> [THE DATA]
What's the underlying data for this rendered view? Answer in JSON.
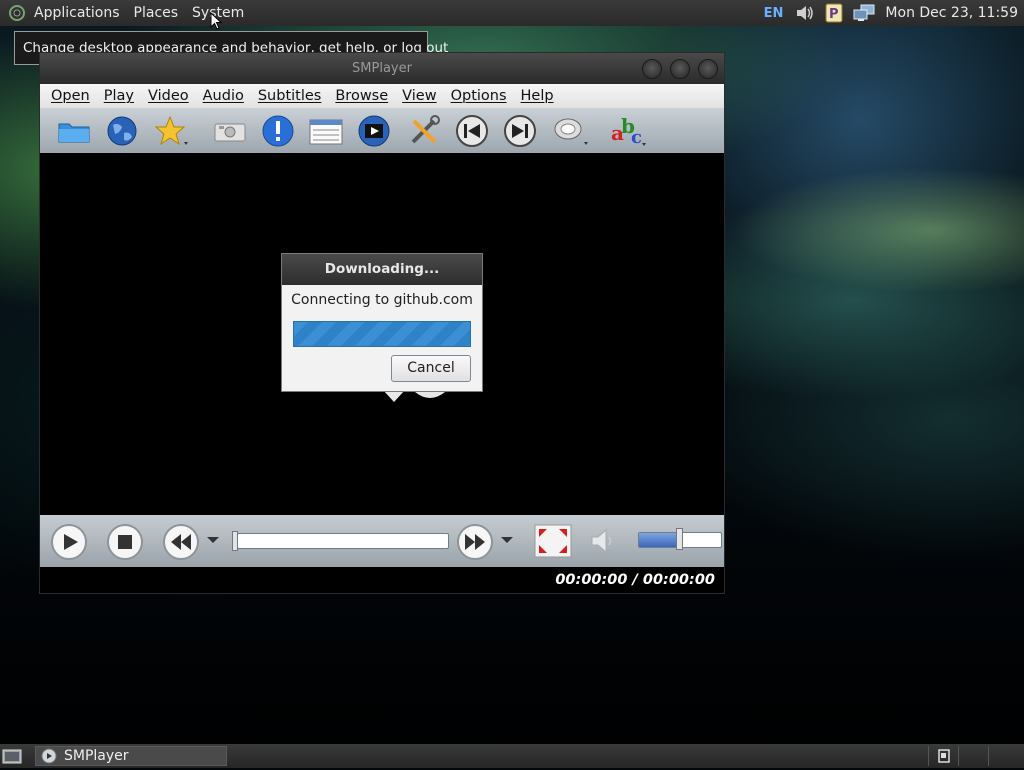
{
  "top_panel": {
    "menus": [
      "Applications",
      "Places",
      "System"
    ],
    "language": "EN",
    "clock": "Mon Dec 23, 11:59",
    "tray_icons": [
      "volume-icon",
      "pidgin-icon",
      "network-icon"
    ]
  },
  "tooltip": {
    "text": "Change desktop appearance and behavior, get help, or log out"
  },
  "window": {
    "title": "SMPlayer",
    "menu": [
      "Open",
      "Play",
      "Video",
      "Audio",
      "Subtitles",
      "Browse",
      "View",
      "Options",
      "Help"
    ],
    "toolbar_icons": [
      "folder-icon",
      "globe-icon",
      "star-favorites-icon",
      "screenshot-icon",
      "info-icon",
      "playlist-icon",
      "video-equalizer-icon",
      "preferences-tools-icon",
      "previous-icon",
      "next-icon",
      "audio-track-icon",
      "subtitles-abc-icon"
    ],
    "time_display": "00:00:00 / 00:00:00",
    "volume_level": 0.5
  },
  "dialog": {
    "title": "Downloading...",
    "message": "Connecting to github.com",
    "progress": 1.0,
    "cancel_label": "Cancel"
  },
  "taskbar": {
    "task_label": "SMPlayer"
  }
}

> [PROBLEM STATEMENT] Write out all the entries exactly, except for the pictures.

> [RIGHT ANSWER]
What's the underlying data for this rendered view? Answer in JSON.
{
  "top_panel": {
    "menus": [
      "Applications",
      "Places",
      "System"
    ],
    "language": "EN",
    "clock": "Mon Dec 23, 11:59",
    "tray_icons": [
      "volume-icon",
      "pidgin-icon",
      "network-icon"
    ]
  },
  "tooltip": {
    "text": "Change desktop appearance and behavior, get help, or log out"
  },
  "window": {
    "title": "SMPlayer",
    "menu": [
      "Open",
      "Play",
      "Video",
      "Audio",
      "Subtitles",
      "Browse",
      "View",
      "Options",
      "Help"
    ],
    "toolbar_icons": [
      "folder-icon",
      "globe-icon",
      "star-favorites-icon",
      "screenshot-icon",
      "info-icon",
      "playlist-icon",
      "video-equalizer-icon",
      "preferences-tools-icon",
      "previous-icon",
      "next-icon",
      "audio-track-icon",
      "subtitles-abc-icon"
    ],
    "time_display": "00:00:00 / 00:00:00",
    "volume_level": 0.5
  },
  "dialog": {
    "title": "Downloading...",
    "message": "Connecting to github.com",
    "progress": 1.0,
    "cancel_label": "Cancel"
  },
  "taskbar": {
    "task_label": "SMPlayer"
  }
}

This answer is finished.